- MATERIAL TO PROCESS:
= = = =
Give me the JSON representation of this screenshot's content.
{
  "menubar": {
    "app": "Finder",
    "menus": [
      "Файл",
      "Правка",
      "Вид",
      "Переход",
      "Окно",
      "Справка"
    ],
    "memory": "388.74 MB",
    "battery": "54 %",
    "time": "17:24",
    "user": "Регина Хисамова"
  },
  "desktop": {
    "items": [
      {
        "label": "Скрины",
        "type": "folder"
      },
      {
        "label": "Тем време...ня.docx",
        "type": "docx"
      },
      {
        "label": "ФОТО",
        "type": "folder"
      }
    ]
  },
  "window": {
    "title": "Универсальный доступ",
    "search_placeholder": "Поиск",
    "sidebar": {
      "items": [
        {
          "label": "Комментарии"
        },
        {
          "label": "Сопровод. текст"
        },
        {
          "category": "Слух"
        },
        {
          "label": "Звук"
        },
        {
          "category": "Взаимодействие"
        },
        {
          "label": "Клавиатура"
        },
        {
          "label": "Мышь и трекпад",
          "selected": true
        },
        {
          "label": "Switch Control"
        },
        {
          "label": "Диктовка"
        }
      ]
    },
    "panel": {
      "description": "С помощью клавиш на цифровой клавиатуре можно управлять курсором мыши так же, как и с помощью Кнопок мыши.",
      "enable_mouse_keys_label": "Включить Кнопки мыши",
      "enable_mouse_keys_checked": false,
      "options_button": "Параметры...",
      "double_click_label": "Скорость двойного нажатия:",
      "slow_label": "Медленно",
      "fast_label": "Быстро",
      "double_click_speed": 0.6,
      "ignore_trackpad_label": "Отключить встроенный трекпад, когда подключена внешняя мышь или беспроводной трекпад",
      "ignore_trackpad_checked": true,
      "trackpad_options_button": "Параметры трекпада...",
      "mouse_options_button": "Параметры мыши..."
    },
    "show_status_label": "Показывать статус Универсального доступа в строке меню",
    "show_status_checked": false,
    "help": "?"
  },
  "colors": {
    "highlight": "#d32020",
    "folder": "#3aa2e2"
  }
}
= = = =
- DIRECTIONS FOR THIS TASK:
Which lines in the data above contain "Параметры"? Show each one.

- COMPLETED TASK:
      "options_button": "Параметры...",
      "trackpad_options_button": "Параметры трекпада...",
      "mouse_options_button": "Параметры мыши..."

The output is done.